REQUEST 1: In the text on Java exceptions, from which class do exception objects inherit?

SOURCE TEXT:
::::::::::

The try-with-resources statement ensures that resources (like Scanner or PrintStream connected to files) are automatically closed when the block finishes execution, even if exceptions occur. While this is best practice, it won’t be a primary focus in EProg.

Exceptions

Exceptions are events that occur during the execution of a program that disrupt the normal flow of instructions. They represent errors or exceptional conditions that need to be handled to prevent the program from crashing. In Java, exceptions are represented as objects that inherit from the Throwable class.

Sources and Types of Exceptions

Exceptions can arise from various sources:

  • Programming Errors: These are typically caused by mistakes in the code, such as dividing by zero (ArithmeticException), accessing an array index out of bounds (ArrayIndexOutOfBoundsException), or dereferencing a null pointer (NullPointerException).

  • Environmental Issues: These are caused by external factors, like trying to read from a non-existent file (FileNotFoundException), network connectivity problems (IOException), or insufficient memory (OutOfMemoryError).

  • Developer-Defined Conditions: Developers can create their own exception classes to represent specific error conditions within their applications.

Exception Hierarchy

Java’s exception hierarchy is rooted in the Throwable class. Two main branches descend from Throwable:

  • Error: Represents serious system-level problems that are usually beyond the control of the program. Examples include OutOfMemoryError and StackOverflowError. These are typically unchecked exceptions.

  • Exception: Represents exceptional conditions that a program might want to handle. This branch further divides into checked and unchecked exceptions (more on this later). Examples include IOException, RuntimeException, and various subclasses.

Exception Handling Flow

  1. Detection: An error situation occurs, either detected by the running program or the JVM.
  2. Creation: An appropriate Exception object is created (instantiated).
  3. Throwing: The part of the program where the error occurred throws the exception. This interrupts the normal execution flow.
  4. Catching: Another part of the program (potentially higher up in the call stack) catches the exception and handles it.
  5. Unhandled Exceptions: If an exception is thrown but not caught, the program terminates, and the JVM prints an error message and a stack trace. The stack trace provides valuable information for debugging, showing the sequence of method calls that led to the exception.

::::::::::

TASK INPUTS:
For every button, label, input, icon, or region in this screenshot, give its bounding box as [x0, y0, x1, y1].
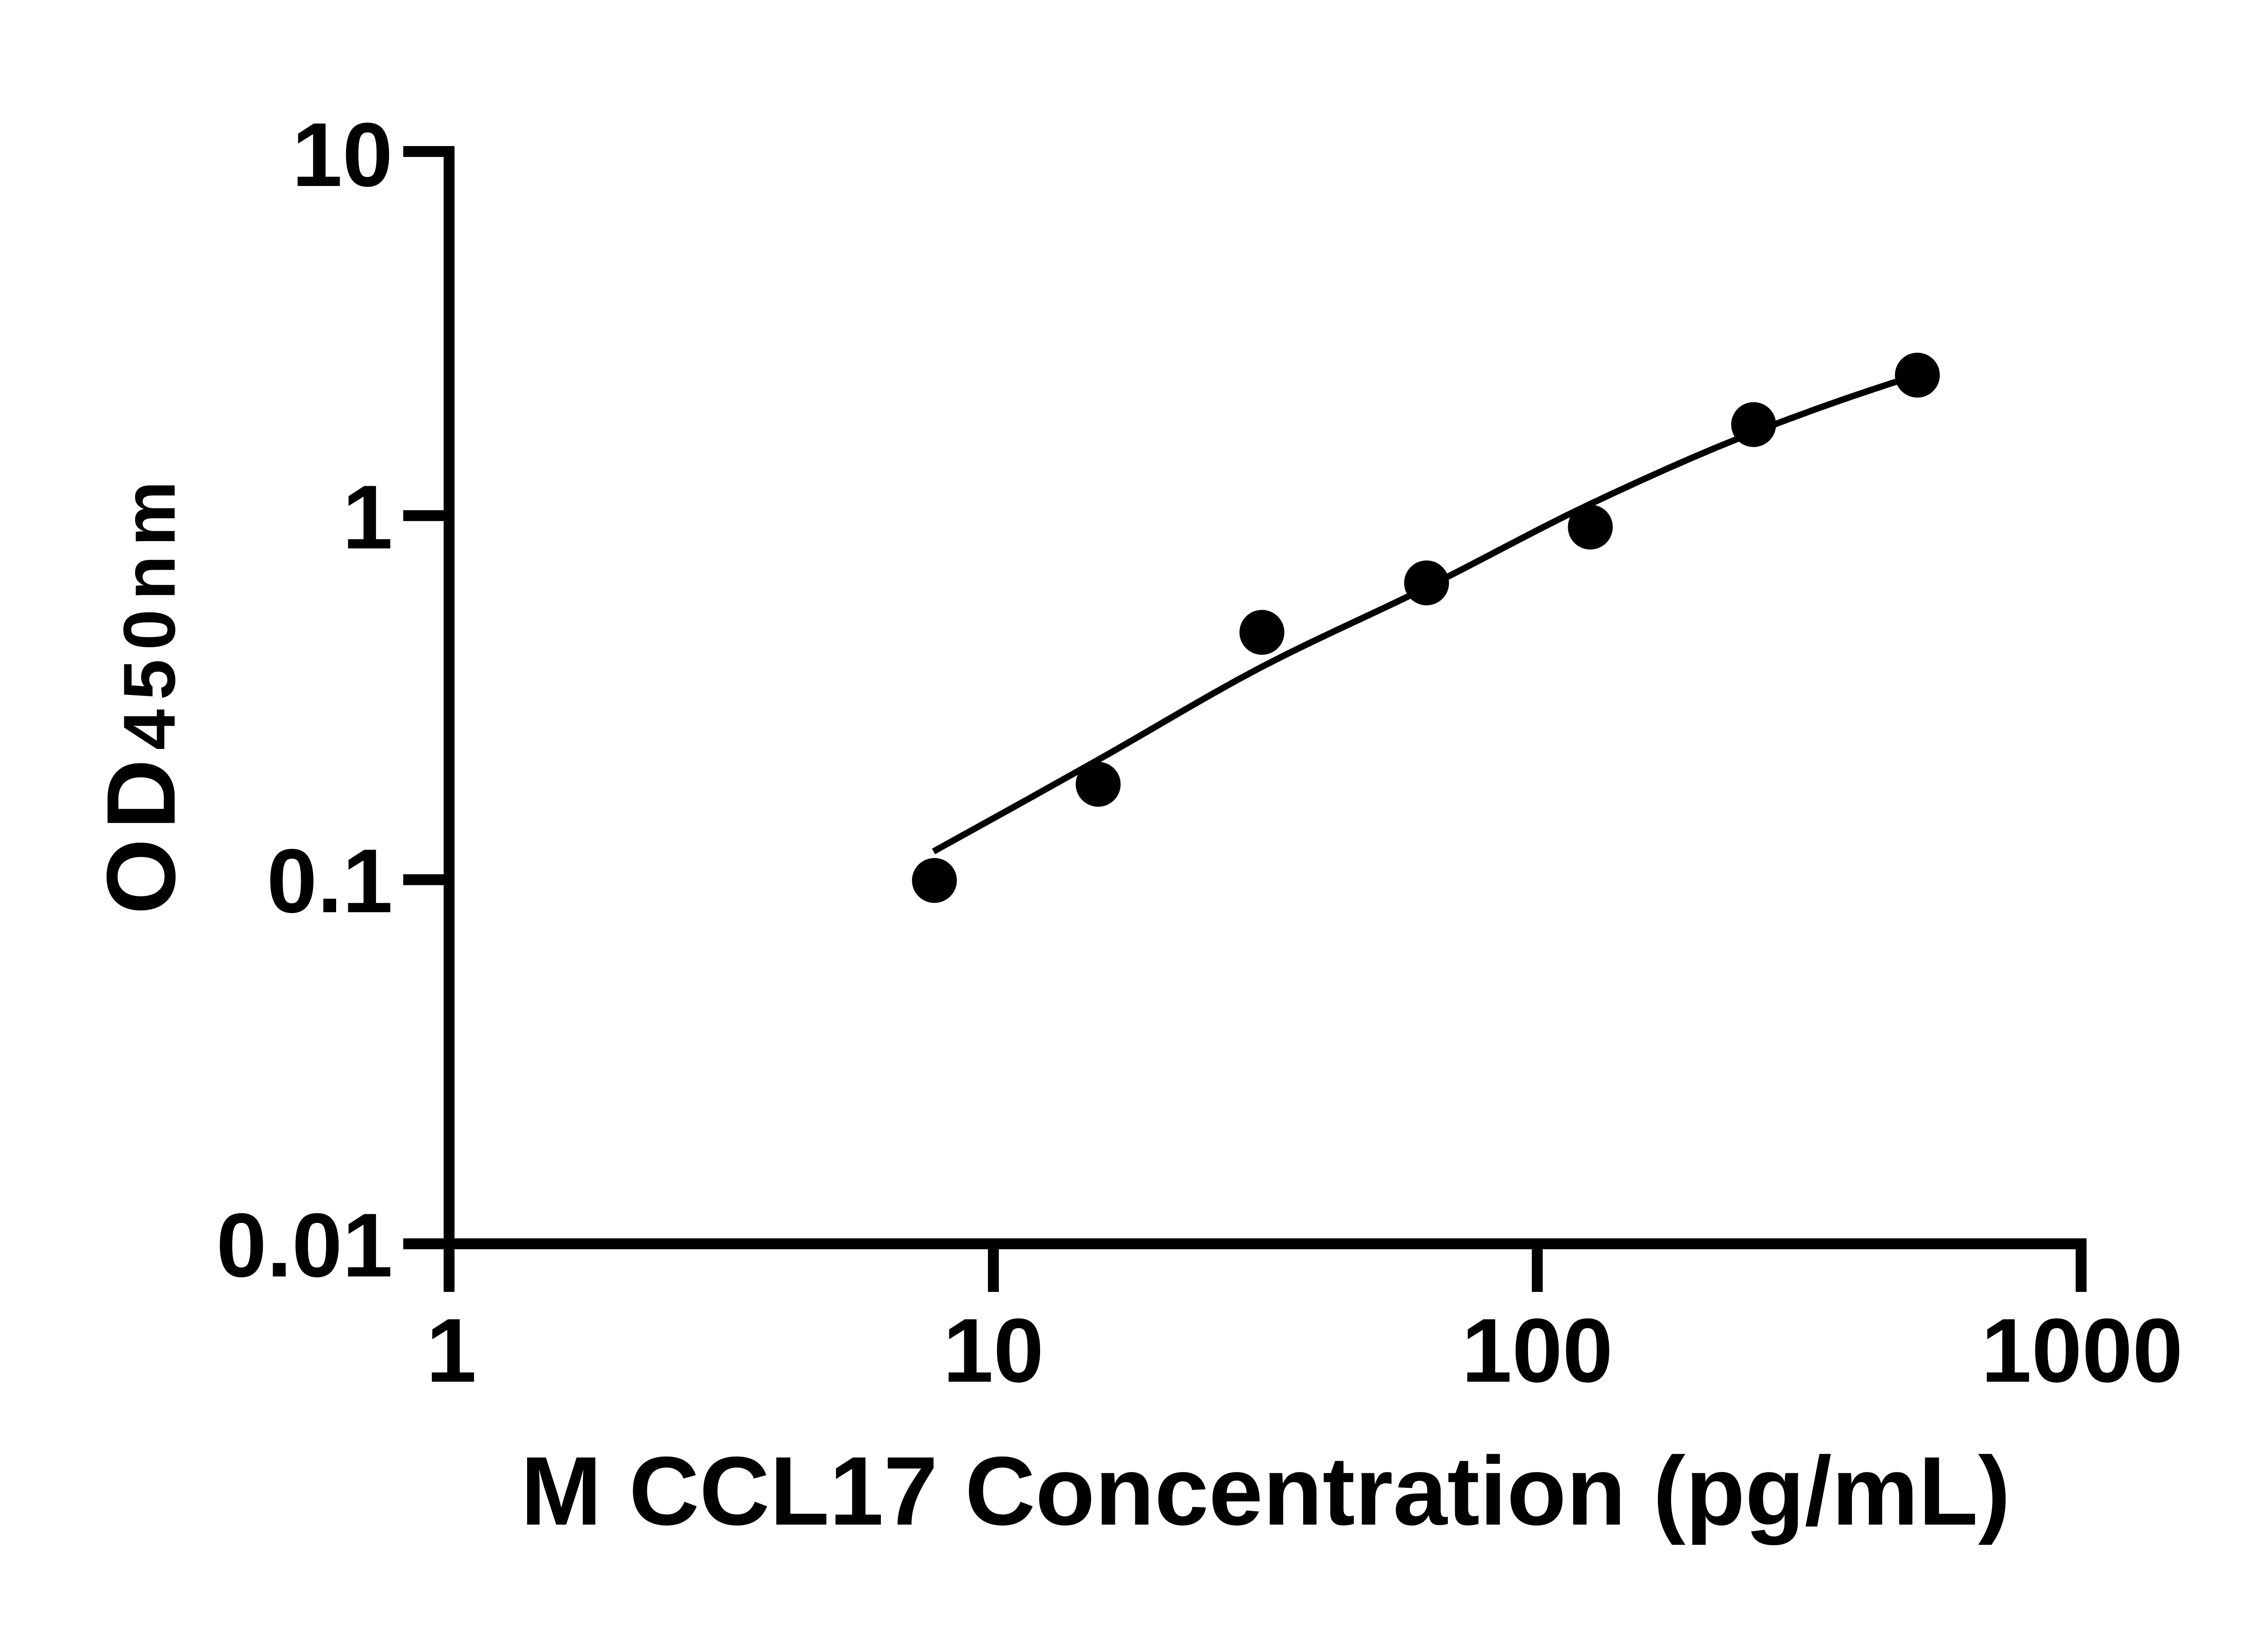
svg-text:1: 1 — [426, 1300, 476, 1401]
svg-text:M CCL17 Concentration (pg/mL): M CCL17 Concentration (pg/mL) — [521, 1436, 2011, 1545]
svg-text:0.1: 0.1 — [267, 831, 393, 932]
svg-text:0.01: 0.01 — [216, 1195, 393, 1296]
svg-text:1: 1 — [342, 467, 393, 568]
svg-text:1000: 1000 — [1981, 1300, 2183, 1401]
svg-text:10: 10 — [292, 104, 393, 205]
svg-text:OD450nm: OD450nm — [86, 472, 196, 914]
svg-text:10: 10 — [943, 1300, 1044, 1401]
svg-text:100: 100 — [1461, 1300, 1613, 1401]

::::::::::

REQUEST 2: In the entries, from the first line up to and including the line with "svg-text:1: 1 — [342, 467, 393, 568]", replace "bounding box" with "enclosing rectangle" and give those lines again, leaving out the pictures.

REPLY 1: Throwable

REPLY 2:
For every button, label, input, icon, or region in this screenshot, give its enclosing rectangle as [x0, y0, x1, y1].
svg-text:1: 1 — [426, 1300, 476, 1401]
svg-text:M CCL17 Concentration (pg/mL): M CCL17 Concentration (pg/mL) — [521, 1436, 2011, 1545]
svg-text:0.1: 0.1 — [267, 831, 393, 932]
svg-text:0.01: 0.01 — [216, 1195, 393, 1296]
svg-text:1: 1 — [342, 467, 393, 568]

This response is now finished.